***** DATA PROVIDED *****

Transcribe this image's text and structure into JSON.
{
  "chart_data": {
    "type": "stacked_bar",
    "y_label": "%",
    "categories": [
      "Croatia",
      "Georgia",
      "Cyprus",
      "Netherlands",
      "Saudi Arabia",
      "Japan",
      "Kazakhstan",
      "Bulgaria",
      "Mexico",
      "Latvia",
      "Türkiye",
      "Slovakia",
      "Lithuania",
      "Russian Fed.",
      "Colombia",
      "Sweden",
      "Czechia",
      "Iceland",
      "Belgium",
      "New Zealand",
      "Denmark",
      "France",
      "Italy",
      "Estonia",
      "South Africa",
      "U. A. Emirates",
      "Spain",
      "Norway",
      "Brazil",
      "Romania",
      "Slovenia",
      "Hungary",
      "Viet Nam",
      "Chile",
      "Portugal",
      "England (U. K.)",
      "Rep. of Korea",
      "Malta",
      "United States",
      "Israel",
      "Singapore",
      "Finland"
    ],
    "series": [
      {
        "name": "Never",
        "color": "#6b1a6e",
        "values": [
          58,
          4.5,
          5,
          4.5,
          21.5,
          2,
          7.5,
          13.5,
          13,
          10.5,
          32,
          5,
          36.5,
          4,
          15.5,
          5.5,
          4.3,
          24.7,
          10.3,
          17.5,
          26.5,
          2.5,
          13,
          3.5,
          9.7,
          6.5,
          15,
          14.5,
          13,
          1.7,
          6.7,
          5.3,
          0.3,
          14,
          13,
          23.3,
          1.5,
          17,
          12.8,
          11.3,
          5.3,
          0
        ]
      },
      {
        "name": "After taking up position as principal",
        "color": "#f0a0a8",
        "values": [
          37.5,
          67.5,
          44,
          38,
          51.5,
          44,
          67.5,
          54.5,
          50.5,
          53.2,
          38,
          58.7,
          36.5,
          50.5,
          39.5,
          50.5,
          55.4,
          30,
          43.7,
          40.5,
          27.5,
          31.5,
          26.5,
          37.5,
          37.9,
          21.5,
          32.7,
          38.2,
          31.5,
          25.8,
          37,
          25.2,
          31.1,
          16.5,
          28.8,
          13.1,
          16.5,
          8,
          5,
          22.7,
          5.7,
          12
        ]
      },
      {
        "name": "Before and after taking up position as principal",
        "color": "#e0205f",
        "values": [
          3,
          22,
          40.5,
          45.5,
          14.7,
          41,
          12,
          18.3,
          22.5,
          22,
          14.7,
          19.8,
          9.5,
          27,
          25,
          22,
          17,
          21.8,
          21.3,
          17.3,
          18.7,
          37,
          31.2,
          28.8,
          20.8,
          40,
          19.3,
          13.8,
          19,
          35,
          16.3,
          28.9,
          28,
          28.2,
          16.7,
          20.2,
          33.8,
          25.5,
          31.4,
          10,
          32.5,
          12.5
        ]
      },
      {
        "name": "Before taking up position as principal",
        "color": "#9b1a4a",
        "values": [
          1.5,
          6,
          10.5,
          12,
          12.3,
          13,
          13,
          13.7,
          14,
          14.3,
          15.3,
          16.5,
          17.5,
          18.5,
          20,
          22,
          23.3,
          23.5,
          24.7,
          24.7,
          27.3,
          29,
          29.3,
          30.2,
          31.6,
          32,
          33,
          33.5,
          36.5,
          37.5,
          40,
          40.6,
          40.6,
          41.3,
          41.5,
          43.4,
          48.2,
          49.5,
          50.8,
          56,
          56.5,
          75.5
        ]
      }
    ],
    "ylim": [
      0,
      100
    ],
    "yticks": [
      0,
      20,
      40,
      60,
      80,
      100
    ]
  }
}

*****

■ WHAT NEEDS TO BE DONE
Go through the material above line by line and copy it exactly.

■ THE REPLY
Transcribe this image's text and structure into JSON.
{
  "chart_data": {
    "type": "stacked_bar",
    "y_label": "%",
    "categories": [
      "Croatia",
      "Georgia",
      "Cyprus",
      "Netherlands",
      "Saudi Arabia",
      "Japan",
      "Kazakhstan",
      "Bulgaria",
      "Mexico",
      "Latvia",
      "Türkiye",
      "Slovakia",
      "Lithuania",
      "Russian Fed.",
      "Colombia",
      "Sweden",
      "Czechia",
      "Iceland",
      "Belgium",
      "New Zealand",
      "Denmark",
      "France",
      "Italy",
      "Estonia",
      "South Africa",
      "U. A. Emirates",
      "Spain",
      "Norway",
      "Brazil",
      "Romania",
      "Slovenia",
      "Hungary",
      "Viet Nam",
      "Chile",
      "Portugal",
      "England (U. K.)",
      "Rep. of Korea",
      "Malta",
      "United States",
      "Israel",
      "Singapore",
      "Finland"
    ],
    "series": [
      {
        "name": "Never",
        "color": "#6b1a6e",
        "values": [
          58,
          4.5,
          5,
          4.5,
          21.5,
          2,
          7.5,
          13.5,
          13,
          10.5,
          32,
          5,
          36.5,
          4,
          15.5,
          5.5,
          4.3,
          24.7,
          10.3,
          17.5,
          26.5,
          2.5,
          13,
          3.5,
          9.7,
          6.5,
          15,
          14.5,
          13,
          1.7,
          6.7,
          5.3,
          0.3,
          14,
          13,
          23.3,
          1.5,
          17,
          12.8,
          11.3,
          5.3,
          0
        ]
      },
      {
        "name": "After taking up position as principal",
        "color": "#f0a0a8",
        "values": [
          37.5,
          67.5,
          44,
          38,
          51.5,
          44,
          67.5,
          54.5,
          50.5,
          53.2,
          38,
          58.7,
          36.5,
          50.5,
          39.5,
          50.5,
          55.4,
          30,
          43.7,
          40.5,
          27.5,
          31.5,
          26.5,
          37.5,
          37.9,
          21.5,
          32.7,
          38.2,
          31.5,
          25.8,
          37,
          25.2,
          31.1,
          16.5,
          28.8,
          13.1,
          16.5,
          8,
          5,
          22.7,
          5.7,
          12
        ]
      },
      {
        "name": "Before and after taking up position as principal",
        "color": "#e0205f",
        "values": [
          3,
          22,
          40.5,
          45.5,
          14.7,
          41,
          12,
          18.3,
          22.5,
          22,
          14.7,
          19.8,
          9.5,
          27,
          25,
          22,
          17,
          21.8,
          21.3,
          17.3,
          18.7,
          37,
          31.2,
          28.8,
          20.8,
          40,
          19.3,
          13.8,
          19,
          35,
          16.3,
          28.9,
          28,
          28.2,
          16.7,
          20.2,
          33.8,
          25.5,
          31.4,
          10,
          32.5,
          12.5
        ]
      },
      {
        "name": "Before taking up position as principal",
        "color": "#9b1a4a",
        "values": [
          1.5,
          6,
          10.5,
          12,
          12.3,
          13,
          13,
          13.7,
          14,
          14.3,
          15.3,
          16.5,
          17.5,
          18.5,
          20,
          22,
          23.3,
          23.5,
          24.7,
          24.7,
          27.3,
          29,
          29.3,
          30.2,
          31.6,
          32,
          33,
          33.5,
          36.5,
          37.5,
          40,
          40.6,
          40.6,
          41.3,
          41.5,
          43.4,
          48.2,
          49.5,
          50.8,
          56,
          56.5,
          75.5
        ]
      }
    ],
    "ylim": [
      0,
      100
    ],
    "yticks": [
      0,
      20,
      40,
      60,
      80,
      100
    ]
  }
}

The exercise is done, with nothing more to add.